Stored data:
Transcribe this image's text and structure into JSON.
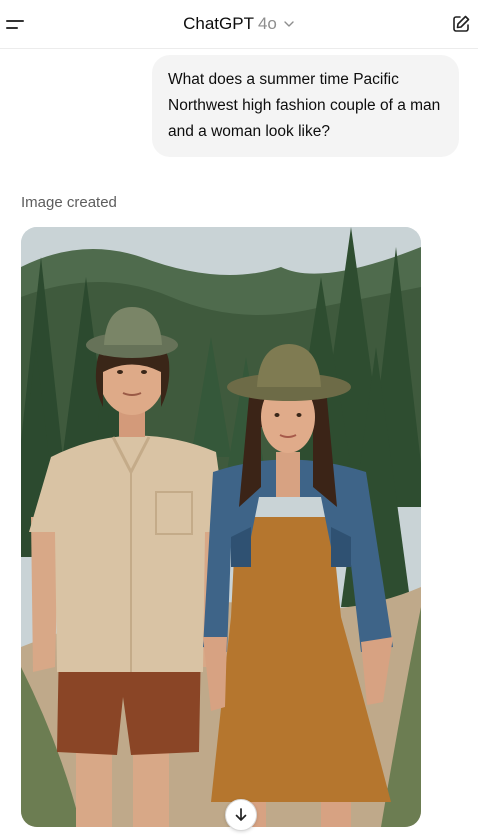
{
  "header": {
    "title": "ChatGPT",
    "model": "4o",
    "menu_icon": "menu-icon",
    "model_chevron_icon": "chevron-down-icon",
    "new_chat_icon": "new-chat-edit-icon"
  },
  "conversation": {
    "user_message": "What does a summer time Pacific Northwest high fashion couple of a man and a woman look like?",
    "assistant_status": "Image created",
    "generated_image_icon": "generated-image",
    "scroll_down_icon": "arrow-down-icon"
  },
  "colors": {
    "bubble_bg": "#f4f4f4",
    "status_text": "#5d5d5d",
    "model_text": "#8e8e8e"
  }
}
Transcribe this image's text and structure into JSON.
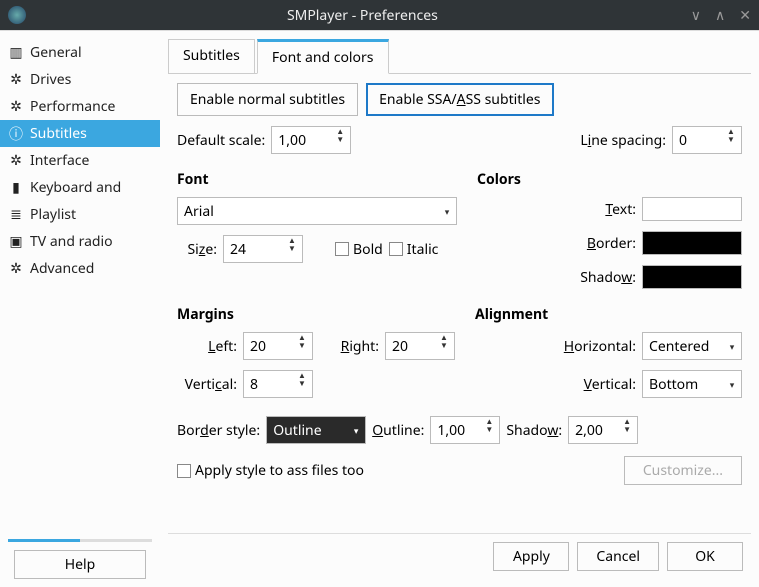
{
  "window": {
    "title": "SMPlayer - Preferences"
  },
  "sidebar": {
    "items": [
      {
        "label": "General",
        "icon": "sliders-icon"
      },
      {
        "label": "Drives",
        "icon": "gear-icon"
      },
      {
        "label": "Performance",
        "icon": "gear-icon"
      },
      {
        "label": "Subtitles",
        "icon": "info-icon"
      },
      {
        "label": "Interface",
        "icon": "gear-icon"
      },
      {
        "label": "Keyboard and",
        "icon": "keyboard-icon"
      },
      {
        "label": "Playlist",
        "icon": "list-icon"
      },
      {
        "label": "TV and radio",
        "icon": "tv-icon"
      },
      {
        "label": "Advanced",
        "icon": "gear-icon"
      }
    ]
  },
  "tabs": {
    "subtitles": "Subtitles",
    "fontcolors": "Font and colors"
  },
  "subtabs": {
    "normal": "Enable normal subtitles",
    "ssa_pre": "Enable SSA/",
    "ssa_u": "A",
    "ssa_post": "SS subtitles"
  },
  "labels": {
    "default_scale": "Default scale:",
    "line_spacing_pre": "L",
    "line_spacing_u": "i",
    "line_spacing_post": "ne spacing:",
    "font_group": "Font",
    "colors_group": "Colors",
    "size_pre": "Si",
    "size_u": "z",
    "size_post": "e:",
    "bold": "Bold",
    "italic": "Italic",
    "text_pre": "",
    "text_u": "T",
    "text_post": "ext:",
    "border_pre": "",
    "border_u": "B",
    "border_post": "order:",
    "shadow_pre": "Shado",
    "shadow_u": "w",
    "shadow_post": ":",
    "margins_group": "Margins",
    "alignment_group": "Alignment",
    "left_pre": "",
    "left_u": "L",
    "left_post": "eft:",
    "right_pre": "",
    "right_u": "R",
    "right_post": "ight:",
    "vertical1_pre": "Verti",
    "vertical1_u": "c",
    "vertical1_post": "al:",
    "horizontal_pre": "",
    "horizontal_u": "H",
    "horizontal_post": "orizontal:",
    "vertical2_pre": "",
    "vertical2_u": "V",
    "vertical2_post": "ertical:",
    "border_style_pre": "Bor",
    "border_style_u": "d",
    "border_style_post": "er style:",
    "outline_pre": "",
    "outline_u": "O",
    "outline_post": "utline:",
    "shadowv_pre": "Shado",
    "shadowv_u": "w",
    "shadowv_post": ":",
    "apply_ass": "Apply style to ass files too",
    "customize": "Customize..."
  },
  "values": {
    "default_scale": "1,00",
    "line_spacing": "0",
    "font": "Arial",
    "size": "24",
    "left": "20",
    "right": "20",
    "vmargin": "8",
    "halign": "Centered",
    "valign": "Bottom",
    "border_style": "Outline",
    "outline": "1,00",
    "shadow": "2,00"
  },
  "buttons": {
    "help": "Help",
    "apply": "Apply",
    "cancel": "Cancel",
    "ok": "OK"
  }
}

--

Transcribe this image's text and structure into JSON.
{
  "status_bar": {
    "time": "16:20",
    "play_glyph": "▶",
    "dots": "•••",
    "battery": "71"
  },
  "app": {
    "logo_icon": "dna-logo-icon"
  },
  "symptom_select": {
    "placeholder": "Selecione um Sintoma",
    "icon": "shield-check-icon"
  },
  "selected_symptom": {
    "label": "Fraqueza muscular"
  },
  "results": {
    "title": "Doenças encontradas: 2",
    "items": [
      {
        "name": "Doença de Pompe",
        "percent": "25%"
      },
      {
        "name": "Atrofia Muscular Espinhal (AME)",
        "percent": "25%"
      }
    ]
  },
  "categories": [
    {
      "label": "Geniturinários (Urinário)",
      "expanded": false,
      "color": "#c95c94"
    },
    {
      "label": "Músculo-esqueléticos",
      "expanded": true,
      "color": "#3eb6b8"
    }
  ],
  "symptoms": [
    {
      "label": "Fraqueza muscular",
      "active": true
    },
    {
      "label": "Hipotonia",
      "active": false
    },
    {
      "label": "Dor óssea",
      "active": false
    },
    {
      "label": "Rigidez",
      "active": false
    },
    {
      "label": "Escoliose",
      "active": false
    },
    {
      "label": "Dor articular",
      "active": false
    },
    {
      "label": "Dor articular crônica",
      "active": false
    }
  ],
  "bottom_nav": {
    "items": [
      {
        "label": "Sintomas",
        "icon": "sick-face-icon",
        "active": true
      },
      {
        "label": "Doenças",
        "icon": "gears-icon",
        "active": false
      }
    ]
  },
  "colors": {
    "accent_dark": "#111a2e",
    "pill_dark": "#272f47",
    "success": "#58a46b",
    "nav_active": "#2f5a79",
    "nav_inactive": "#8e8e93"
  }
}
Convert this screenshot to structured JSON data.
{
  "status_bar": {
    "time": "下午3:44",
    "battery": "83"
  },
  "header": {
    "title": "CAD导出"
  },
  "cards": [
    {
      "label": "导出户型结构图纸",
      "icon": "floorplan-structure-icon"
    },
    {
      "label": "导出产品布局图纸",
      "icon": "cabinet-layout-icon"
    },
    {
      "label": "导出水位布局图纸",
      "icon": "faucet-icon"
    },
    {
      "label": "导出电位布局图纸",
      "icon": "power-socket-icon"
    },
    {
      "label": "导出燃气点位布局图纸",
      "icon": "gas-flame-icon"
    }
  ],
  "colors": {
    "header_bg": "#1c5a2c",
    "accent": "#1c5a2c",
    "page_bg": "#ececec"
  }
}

_Your objective_
Copy out all lines that carry the word "down".

_Exercise output_
    "model_chevron_icon": "chevron-down-icon",
    "scroll_down_icon": "arrow-down-icon"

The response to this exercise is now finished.